Exercise inputs:
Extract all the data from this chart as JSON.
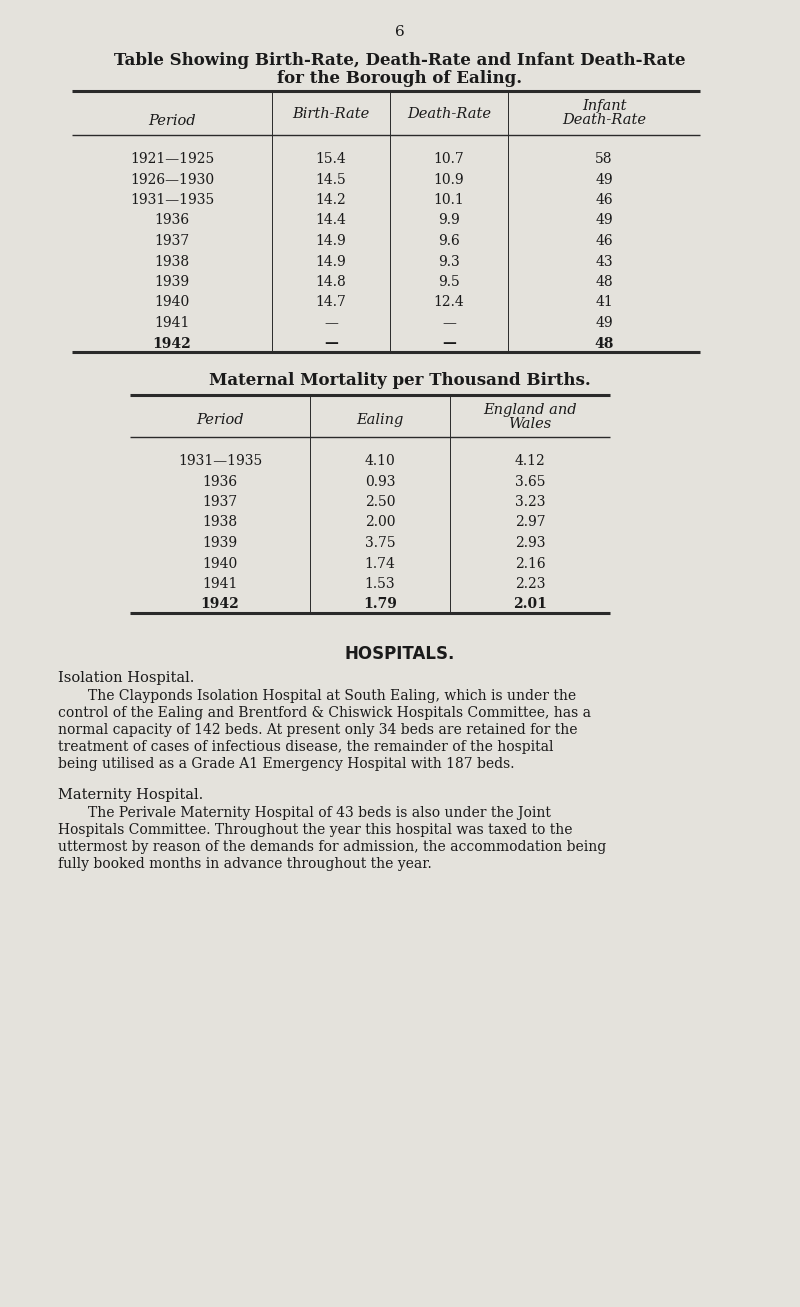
{
  "page_number": "6",
  "bg_color": "#e4e2dc",
  "text_color": "#1a1a1a",
  "table1_title_line1": "Table Showing Birth-Rate, Death-Rate and Infant Death-Rate",
  "table1_title_line2": "for the Borough of Ealing.",
  "table1_rows": [
    [
      "1921—1925",
      "15.4",
      "10.7",
      "58"
    ],
    [
      "1926—1930",
      "14.5",
      "10.9",
      "49"
    ],
    [
      "1931—1935",
      "14.2",
      "10.1",
      "46"
    ],
    [
      "1936",
      "14.4",
      "9.9",
      "49"
    ],
    [
      "1937",
      "14.9",
      "9.6",
      "46"
    ],
    [
      "1938",
      "14.9",
      "9.3",
      "43"
    ],
    [
      "1939",
      "14.8",
      "9.5",
      "48"
    ],
    [
      "1940",
      "14.7",
      "12.4",
      "41"
    ],
    [
      "1941",
      "—",
      "—",
      "49"
    ],
    [
      "1942",
      "—",
      "—",
      "48"
    ]
  ],
  "table2_title": "Maternal Mortality per Thousand Births.",
  "table2_rows": [
    [
      "1931—1935",
      "4.10",
      "4.12"
    ],
    [
      "1936",
      "0.93",
      "3.65"
    ],
    [
      "1937",
      "2.50",
      "3.23"
    ],
    [
      "1938",
      "2.00",
      "2.97"
    ],
    [
      "1939",
      "3.75",
      "2.93"
    ],
    [
      "1940",
      "1.74",
      "2.16"
    ],
    [
      "1941",
      "1.53",
      "2.23"
    ],
    [
      "1942",
      "1.79",
      "2.01"
    ]
  ],
  "hospitals_title": "HOSPITALS.",
  "isolation_header": "Isolation Hospital.",
  "isolation_text": "The Clayponds Isolation Hospital at South Ealing, which is under the control of the Ealing and Brentford & Chiswick Hospitals Committee, has a normal capacity of 142 beds.  At present only 34 beds are retained for the treatment of cases of infectious disease, the remainder of the hospital being utilised as a Grade A1 Emergency Hospital with 187 beds.",
  "maternity_header": "Maternity Hospital.",
  "maternity_text": "The Perivale Maternity Hospital of 43 beds is also under the Joint Hospitals Committee.  Throughout the year this hospital was taxed to the uttermost by reason of the demands for admission, the accommodation being fully booked months in advance throughout the year."
}
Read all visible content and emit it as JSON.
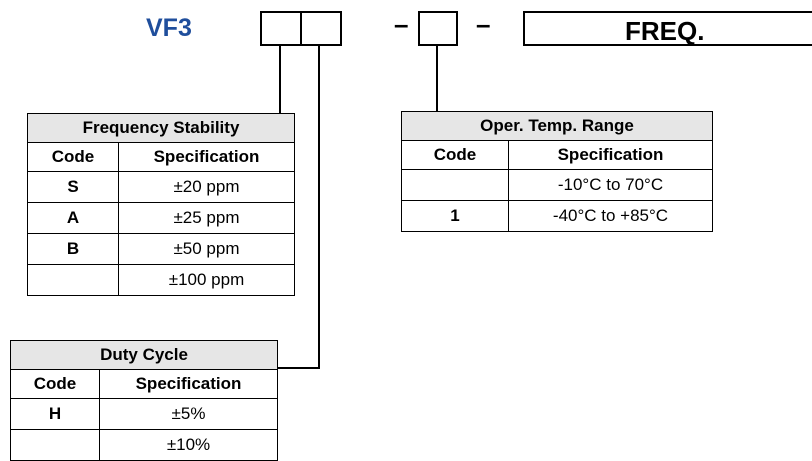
{
  "part_number": {
    "prefix": "VF3",
    "separator_1": "–",
    "separator_2": "–",
    "freq_label": "FREQ."
  },
  "freq_stability": {
    "title": "Frequency Stability",
    "col_code": "Code",
    "col_spec": "Specification",
    "rows": [
      {
        "code": "S",
        "spec": "±20 ppm"
      },
      {
        "code": "A",
        "spec": "±25 ppm"
      },
      {
        "code": "B",
        "spec": "±50 ppm"
      },
      {
        "code": "",
        "spec": "±100 ppm"
      }
    ]
  },
  "duty_cycle": {
    "title": "Duty Cycle",
    "col_code": "Code",
    "col_spec": "Specification",
    "rows": [
      {
        "code": "H",
        "spec": "±5%"
      },
      {
        "code": "",
        "spec": "±10%"
      }
    ]
  },
  "temp_range": {
    "title": "Oper. Temp. Range",
    "col_code": "Code",
    "col_spec": "Specification",
    "rows": [
      {
        "code": "",
        "spec": "-10°C to 70°C"
      },
      {
        "code": "1",
        "spec": "-40°C to +85°C"
      }
    ]
  }
}
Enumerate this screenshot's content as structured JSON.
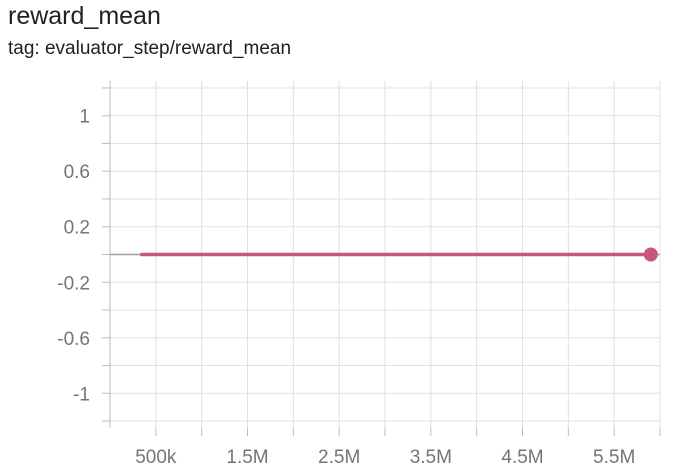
{
  "card": {
    "title": "reward_mean",
    "tag": "tag: evaluator_step/reward_mean"
  },
  "chart_data": {
    "type": "line",
    "title": "reward_mean",
    "subtitle": "tag: evaluator_step/reward_mean",
    "xlabel": "",
    "ylabel": "",
    "xlim": [
      0,
      6000000
    ],
    "ylim": [
      -1.25,
      1.25
    ],
    "grid": true,
    "legend": "none",
    "x_ticks": [
      {
        "value": 500000,
        "label": "500k"
      },
      {
        "value": 1500000,
        "label": "1.5M"
      },
      {
        "value": 2500000,
        "label": "2.5M"
      },
      {
        "value": 3500000,
        "label": "3.5M"
      },
      {
        "value": 4500000,
        "label": "4.5M"
      },
      {
        "value": 5500000,
        "label": "5.5M"
      }
    ],
    "y_ticks": [
      {
        "value": 1,
        "label": "1"
      },
      {
        "value": 0.6,
        "label": "0.6"
      },
      {
        "value": 0.2,
        "label": "0.2"
      },
      {
        "value": -0.2,
        "label": "-0.2"
      },
      {
        "value": -0.6,
        "label": "-0.6"
      },
      {
        "value": -1,
        "label": "-1"
      }
    ],
    "series": [
      {
        "color": "#c9577d",
        "x": [
          330000,
          1000000,
          2000000,
          3000000,
          4000000,
          5000000,
          5900000
        ],
        "values": [
          0,
          0,
          0,
          0,
          0,
          0,
          0
        ],
        "highlight_last": true
      }
    ]
  }
}
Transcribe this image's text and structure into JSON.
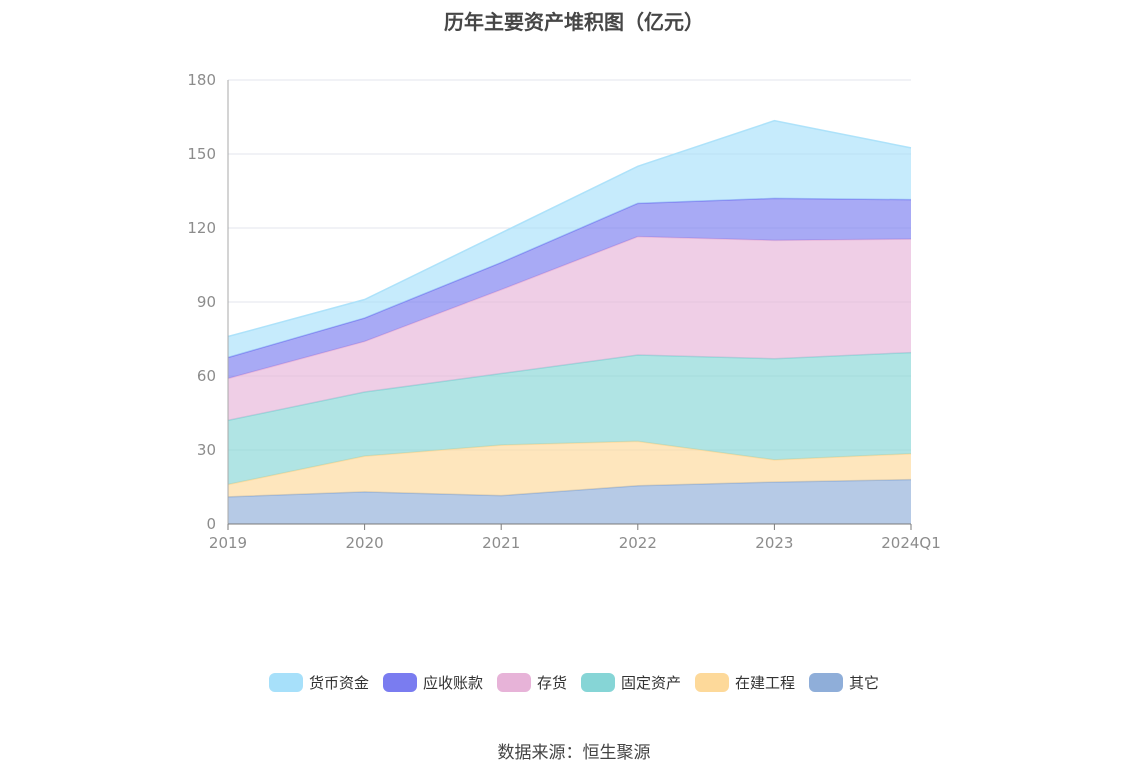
{
  "source_text": "数据来源：恒生聚源",
  "chart_data": {
    "type": "area",
    "stacked": true,
    "title": "历年主要资产堆积图（亿元）",
    "categories": [
      "2019",
      "2020",
      "2021",
      "2022",
      "2023",
      "2024Q1"
    ],
    "ylim": [
      0,
      180
    ],
    "yticks": [
      0,
      30,
      60,
      90,
      120,
      150,
      180
    ],
    "grid": true,
    "legend_position": "bottom",
    "series": [
      {
        "name": "其它",
        "color": "#8faed9",
        "values": [
          11,
          13,
          11.5,
          15.5,
          17,
          18
        ]
      },
      {
        "name": "在建工程",
        "color": "#fdd99a",
        "values": [
          5,
          14.5,
          20.5,
          18,
          9,
          10.5
        ]
      },
      {
        "name": "固定资产",
        "color": "#86d5d6",
        "values": [
          26,
          26,
          29,
          35,
          41,
          41
        ]
      },
      {
        "name": "存货",
        "color": "#e7b3d8",
        "values": [
          17,
          20.5,
          34,
          48,
          48,
          46
        ]
      },
      {
        "name": "应收账款",
        "color": "#7a7cf0",
        "values": [
          8.5,
          9.5,
          11,
          13.5,
          17,
          16
        ]
      },
      {
        "name": "货币资金",
        "color": "#a7e0fa",
        "values": [
          8.5,
          7.5,
          12,
          15,
          31.5,
          21
        ]
      }
    ],
    "legend_order": [
      "货币资金",
      "应收账款",
      "存货",
      "固定资产",
      "在建工程",
      "其它"
    ]
  }
}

What you have to do:
Every entry above needs to be retyped exactly; drop the pictures.

Expected answer:
Extract all the data from this chart as JSON.
{
  "page_number": "6",
  "bg_color": "#e4e2dc",
  "text_color": "#1a1a1a",
  "table1_title_line1": "Table Showing Birth-Rate, Death-Rate and Infant Death-Rate",
  "table1_title_line2": "for the Borough of Ealing.",
  "table1_rows": [
    [
      "1921—1925",
      "15.4",
      "10.7",
      "58"
    ],
    [
      "1926—1930",
      "14.5",
      "10.9",
      "49"
    ],
    [
      "1931—1935",
      "14.2",
      "10.1",
      "46"
    ],
    [
      "1936",
      "14.4",
      "9.9",
      "49"
    ],
    [
      "1937",
      "14.9",
      "9.6",
      "46"
    ],
    [
      "1938",
      "14.9",
      "9.3",
      "43"
    ],
    [
      "1939",
      "14.8",
      "9.5",
      "48"
    ],
    [
      "1940",
      "14.7",
      "12.4",
      "41"
    ],
    [
      "1941",
      "—",
      "—",
      "49"
    ],
    [
      "1942",
      "—",
      "—",
      "48"
    ]
  ],
  "table2_title": "Maternal Mortality per Thousand Births.",
  "table2_rows": [
    [
      "1931—1935",
      "4.10",
      "4.12"
    ],
    [
      "1936",
      "0.93",
      "3.65"
    ],
    [
      "1937",
      "2.50",
      "3.23"
    ],
    [
      "1938",
      "2.00",
      "2.97"
    ],
    [
      "1939",
      "3.75",
      "2.93"
    ],
    [
      "1940",
      "1.74",
      "2.16"
    ],
    [
      "1941",
      "1.53",
      "2.23"
    ],
    [
      "1942",
      "1.79",
      "2.01"
    ]
  ],
  "hospitals_title": "HOSPITALS.",
  "isolation_header": "Isolation Hospital.",
  "isolation_text": "The Clayponds Isolation Hospital at South Ealing, which is under the control of the Ealing and Brentford & Chiswick Hospitals Committee, has a normal capacity of 142 beds.  At present only 34 beds are retained for the treatment of cases of infectious disease, the remainder of the hospital being utilised as a Grade A1 Emergency Hospital with 187 beds.",
  "maternity_header": "Maternity Hospital.",
  "maternity_text": "The Perivale Maternity Hospital of 43 beds is also under the Joint Hospitals Committee.  Throughout the year this hospital was taxed to the uttermost by reason of the demands for admission, the accommodation being fully booked months in advance throughout the year."
}
Read all visible content and emit it as JSON.
{
  "part_number": {
    "prefix": "VF3",
    "separator_1": "–",
    "separator_2": "–",
    "freq_label": "FREQ."
  },
  "freq_stability": {
    "title": "Frequency Stability",
    "col_code": "Code",
    "col_spec": "Specification",
    "rows": [
      {
        "code": "S",
        "spec": "±20 ppm"
      },
      {
        "code": "A",
        "spec": "±25 ppm"
      },
      {
        "code": "B",
        "spec": "±50 ppm"
      },
      {
        "code": "",
        "spec": "±100 ppm"
      }
    ]
  },
  "duty_cycle": {
    "title": "Duty Cycle",
    "col_code": "Code",
    "col_spec": "Specification",
    "rows": [
      {
        "code": "H",
        "spec": "±5%"
      },
      {
        "code": "",
        "spec": "±10%"
      }
    ]
  },
  "temp_range": {
    "title": "Oper. Temp. Range",
    "col_code": "Code",
    "col_spec": "Specification",
    "rows": [
      {
        "code": "",
        "spec": "-10°C to 70°C"
      },
      {
        "code": "1",
        "spec": "-40°C to +85°C"
      }
    ]
  }
}
Enumerate this screenshot's content as structured JSON.
{
  "card": {
    "title": "reward_mean",
    "tag": "tag: evaluator_step/reward_mean"
  },
  "chart_data": {
    "type": "line",
    "title": "reward_mean",
    "subtitle": "tag: evaluator_step/reward_mean",
    "xlabel": "",
    "ylabel": "",
    "xlim": [
      0,
      6000000
    ],
    "ylim": [
      -1.25,
      1.25
    ],
    "grid": true,
    "legend": "none",
    "x_ticks": [
      {
        "value": 500000,
        "label": "500k"
      },
      {
        "value": 1500000,
        "label": "1.5M"
      },
      {
        "value": 2500000,
        "label": "2.5M"
      },
      {
        "value": 3500000,
        "label": "3.5M"
      },
      {
        "value": 4500000,
        "label": "4.5M"
      },
      {
        "value": 5500000,
        "label": "5.5M"
      }
    ],
    "y_ticks": [
      {
        "value": 1,
        "label": "1"
      },
      {
        "value": 0.6,
        "label": "0.6"
      },
      {
        "value": 0.2,
        "label": "0.2"
      },
      {
        "value": -0.2,
        "label": "-0.2"
      },
      {
        "value": -0.6,
        "label": "-0.6"
      },
      {
        "value": -1,
        "label": "-1"
      }
    ],
    "series": [
      {
        "color": "#c9577d",
        "x": [
          330000,
          1000000,
          2000000,
          3000000,
          4000000,
          5000000,
          5900000
        ],
        "values": [
          0,
          0,
          0,
          0,
          0,
          0,
          0
        ],
        "highlight_last": true
      }
    ]
  }
}
Transcribe this image's text and structure into JSON.
{
  "source_text": "数据来源：恒生聚源",
  "chart_data": {
    "type": "area",
    "stacked": true,
    "title": "历年主要资产堆积图（亿元）",
    "categories": [
      "2019",
      "2020",
      "2021",
      "2022",
      "2023",
      "2024Q1"
    ],
    "ylim": [
      0,
      180
    ],
    "yticks": [
      0,
      30,
      60,
      90,
      120,
      150,
      180
    ],
    "grid": true,
    "legend_position": "bottom",
    "series": [
      {
        "name": "其它",
        "color": "#8faed9",
        "values": [
          11,
          13,
          11.5,
          15.5,
          17,
          18
        ]
      },
      {
        "name": "在建工程",
        "color": "#fdd99a",
        "values": [
          5,
          14.5,
          20.5,
          18,
          9,
          10.5
        ]
      },
      {
        "name": "固定资产",
        "color": "#86d5d6",
        "values": [
          26,
          26,
          29,
          35,
          41,
          41
        ]
      },
      {
        "name": "存货",
        "color": "#e7b3d8",
        "values": [
          17,
          20.5,
          34,
          48,
          48,
          46
        ]
      },
      {
        "name": "应收账款",
        "color": "#7a7cf0",
        "values": [
          8.5,
          9.5,
          11,
          13.5,
          17,
          16
        ]
      },
      {
        "name": "货币资金",
        "color": "#a7e0fa",
        "values": [
          8.5,
          7.5,
          12,
          15,
          31.5,
          21
        ]
      }
    ],
    "legend_order": [
      "货币资金",
      "应收账款",
      "存货",
      "固定资产",
      "在建工程",
      "其它"
    ]
  }
}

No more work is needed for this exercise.